Dataset items:
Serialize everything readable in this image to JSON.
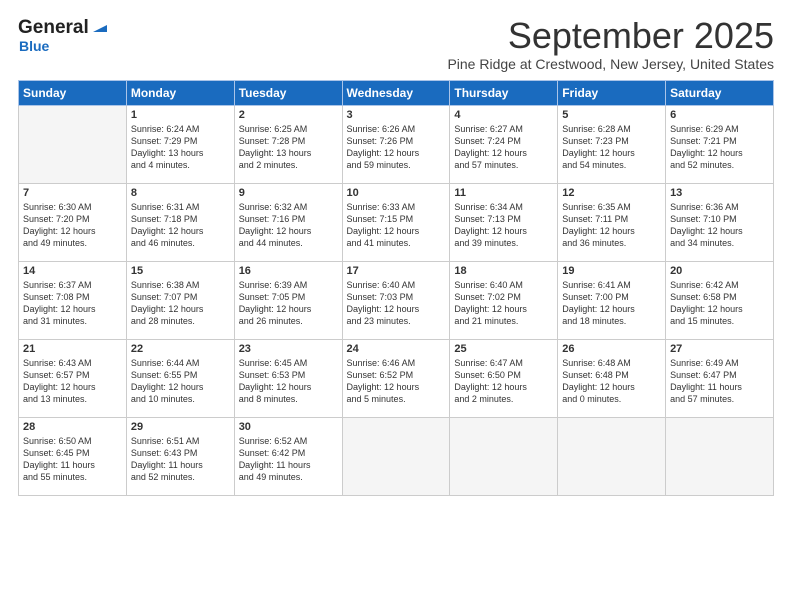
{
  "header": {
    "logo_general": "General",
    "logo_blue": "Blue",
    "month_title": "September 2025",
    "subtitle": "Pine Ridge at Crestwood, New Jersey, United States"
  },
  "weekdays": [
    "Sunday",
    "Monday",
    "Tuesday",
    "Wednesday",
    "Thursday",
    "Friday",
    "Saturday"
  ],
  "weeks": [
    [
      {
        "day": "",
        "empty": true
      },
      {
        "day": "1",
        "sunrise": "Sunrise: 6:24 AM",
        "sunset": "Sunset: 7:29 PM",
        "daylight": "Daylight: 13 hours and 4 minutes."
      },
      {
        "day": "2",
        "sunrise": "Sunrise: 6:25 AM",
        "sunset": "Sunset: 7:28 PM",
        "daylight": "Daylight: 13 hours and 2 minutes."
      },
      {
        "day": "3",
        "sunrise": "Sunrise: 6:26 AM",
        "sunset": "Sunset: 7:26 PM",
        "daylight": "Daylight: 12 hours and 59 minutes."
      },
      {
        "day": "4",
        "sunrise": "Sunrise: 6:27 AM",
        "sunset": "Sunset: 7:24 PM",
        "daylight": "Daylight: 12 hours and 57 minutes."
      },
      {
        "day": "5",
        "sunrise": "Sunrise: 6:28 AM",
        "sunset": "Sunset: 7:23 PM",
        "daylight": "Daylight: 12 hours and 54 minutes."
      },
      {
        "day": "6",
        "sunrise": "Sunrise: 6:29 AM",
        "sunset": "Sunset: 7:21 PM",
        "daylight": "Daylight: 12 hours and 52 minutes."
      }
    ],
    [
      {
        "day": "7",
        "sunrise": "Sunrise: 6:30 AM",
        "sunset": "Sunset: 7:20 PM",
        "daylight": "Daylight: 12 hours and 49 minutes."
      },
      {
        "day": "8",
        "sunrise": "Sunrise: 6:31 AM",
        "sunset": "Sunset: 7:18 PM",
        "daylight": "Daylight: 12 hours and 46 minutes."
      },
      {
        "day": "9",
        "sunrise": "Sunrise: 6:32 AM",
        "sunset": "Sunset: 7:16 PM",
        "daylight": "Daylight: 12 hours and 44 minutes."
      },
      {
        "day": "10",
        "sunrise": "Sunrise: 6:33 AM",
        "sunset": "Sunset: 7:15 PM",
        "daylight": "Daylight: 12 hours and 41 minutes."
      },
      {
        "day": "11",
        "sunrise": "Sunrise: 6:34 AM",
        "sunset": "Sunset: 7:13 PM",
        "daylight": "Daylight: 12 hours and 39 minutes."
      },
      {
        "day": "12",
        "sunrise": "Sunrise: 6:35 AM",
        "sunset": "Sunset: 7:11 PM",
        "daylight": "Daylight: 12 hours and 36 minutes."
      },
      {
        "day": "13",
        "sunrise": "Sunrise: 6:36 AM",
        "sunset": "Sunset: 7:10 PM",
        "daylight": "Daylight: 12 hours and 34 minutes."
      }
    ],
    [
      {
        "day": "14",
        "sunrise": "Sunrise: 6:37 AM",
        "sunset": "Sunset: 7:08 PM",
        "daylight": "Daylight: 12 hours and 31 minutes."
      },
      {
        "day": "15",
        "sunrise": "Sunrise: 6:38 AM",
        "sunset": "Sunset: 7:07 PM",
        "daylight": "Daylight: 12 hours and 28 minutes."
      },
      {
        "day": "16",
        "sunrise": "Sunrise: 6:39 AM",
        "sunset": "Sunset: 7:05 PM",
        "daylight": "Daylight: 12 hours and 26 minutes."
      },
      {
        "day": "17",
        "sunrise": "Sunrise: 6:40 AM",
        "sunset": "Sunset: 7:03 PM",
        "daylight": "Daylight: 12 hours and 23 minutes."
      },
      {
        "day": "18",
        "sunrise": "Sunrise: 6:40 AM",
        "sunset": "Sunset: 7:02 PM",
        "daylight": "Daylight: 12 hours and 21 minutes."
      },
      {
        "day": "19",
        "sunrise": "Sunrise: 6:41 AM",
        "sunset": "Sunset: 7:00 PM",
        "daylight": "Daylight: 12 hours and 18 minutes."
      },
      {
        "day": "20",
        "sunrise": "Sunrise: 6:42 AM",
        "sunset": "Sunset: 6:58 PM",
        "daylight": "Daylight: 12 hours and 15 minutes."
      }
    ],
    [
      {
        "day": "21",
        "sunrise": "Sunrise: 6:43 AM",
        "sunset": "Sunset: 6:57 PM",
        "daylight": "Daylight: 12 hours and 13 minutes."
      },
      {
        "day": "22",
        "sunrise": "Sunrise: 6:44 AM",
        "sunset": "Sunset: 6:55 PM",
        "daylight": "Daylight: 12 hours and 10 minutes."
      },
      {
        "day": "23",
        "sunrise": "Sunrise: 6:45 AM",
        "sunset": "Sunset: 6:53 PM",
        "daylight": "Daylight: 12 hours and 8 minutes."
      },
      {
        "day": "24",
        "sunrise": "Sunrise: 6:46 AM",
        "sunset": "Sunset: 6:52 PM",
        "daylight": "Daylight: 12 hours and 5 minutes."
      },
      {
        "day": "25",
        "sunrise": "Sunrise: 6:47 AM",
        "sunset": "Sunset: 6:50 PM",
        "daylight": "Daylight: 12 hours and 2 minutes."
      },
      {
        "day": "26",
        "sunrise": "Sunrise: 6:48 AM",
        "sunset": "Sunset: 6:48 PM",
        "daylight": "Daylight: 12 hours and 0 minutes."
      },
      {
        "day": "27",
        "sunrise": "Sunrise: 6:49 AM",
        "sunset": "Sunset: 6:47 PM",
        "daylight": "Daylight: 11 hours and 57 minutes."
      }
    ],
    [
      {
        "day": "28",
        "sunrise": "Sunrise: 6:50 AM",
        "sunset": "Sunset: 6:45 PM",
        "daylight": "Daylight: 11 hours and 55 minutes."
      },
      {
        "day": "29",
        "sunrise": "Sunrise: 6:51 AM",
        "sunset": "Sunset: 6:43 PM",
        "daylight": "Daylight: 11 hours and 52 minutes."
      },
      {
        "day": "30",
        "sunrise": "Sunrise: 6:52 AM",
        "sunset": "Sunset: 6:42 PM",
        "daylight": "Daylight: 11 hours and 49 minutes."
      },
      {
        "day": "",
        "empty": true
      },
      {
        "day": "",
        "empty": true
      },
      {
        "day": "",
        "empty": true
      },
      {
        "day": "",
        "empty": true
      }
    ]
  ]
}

---

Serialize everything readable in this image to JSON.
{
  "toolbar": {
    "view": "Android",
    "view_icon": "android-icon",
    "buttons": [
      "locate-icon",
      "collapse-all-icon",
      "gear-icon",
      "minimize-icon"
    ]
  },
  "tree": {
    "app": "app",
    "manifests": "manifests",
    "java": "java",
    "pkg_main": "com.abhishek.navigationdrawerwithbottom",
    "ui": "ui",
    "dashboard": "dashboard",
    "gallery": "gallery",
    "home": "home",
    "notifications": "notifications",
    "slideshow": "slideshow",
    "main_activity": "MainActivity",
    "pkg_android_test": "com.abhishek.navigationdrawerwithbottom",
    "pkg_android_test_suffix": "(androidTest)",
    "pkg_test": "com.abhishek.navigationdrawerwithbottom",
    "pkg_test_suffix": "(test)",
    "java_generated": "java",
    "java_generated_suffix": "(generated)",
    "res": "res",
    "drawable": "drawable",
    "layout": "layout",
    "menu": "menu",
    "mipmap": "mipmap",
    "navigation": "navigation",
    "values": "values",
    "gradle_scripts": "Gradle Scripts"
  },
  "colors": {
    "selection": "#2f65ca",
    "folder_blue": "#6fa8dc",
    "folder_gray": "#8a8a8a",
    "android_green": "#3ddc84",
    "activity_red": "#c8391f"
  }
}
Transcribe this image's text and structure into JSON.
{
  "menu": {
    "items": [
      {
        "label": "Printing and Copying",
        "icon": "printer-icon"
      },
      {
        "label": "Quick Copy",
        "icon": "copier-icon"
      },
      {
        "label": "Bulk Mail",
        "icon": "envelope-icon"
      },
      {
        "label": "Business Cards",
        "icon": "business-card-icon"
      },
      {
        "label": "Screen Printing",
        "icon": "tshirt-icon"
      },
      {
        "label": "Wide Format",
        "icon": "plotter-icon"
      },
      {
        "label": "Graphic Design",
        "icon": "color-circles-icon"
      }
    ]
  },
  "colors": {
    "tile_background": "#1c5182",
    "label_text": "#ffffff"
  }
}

Instruction
From the entries above, extract every line where the word "Printing" appears.

Solution to the problem
        "label": "Printing and Copying",
        "label": "Screen Printing",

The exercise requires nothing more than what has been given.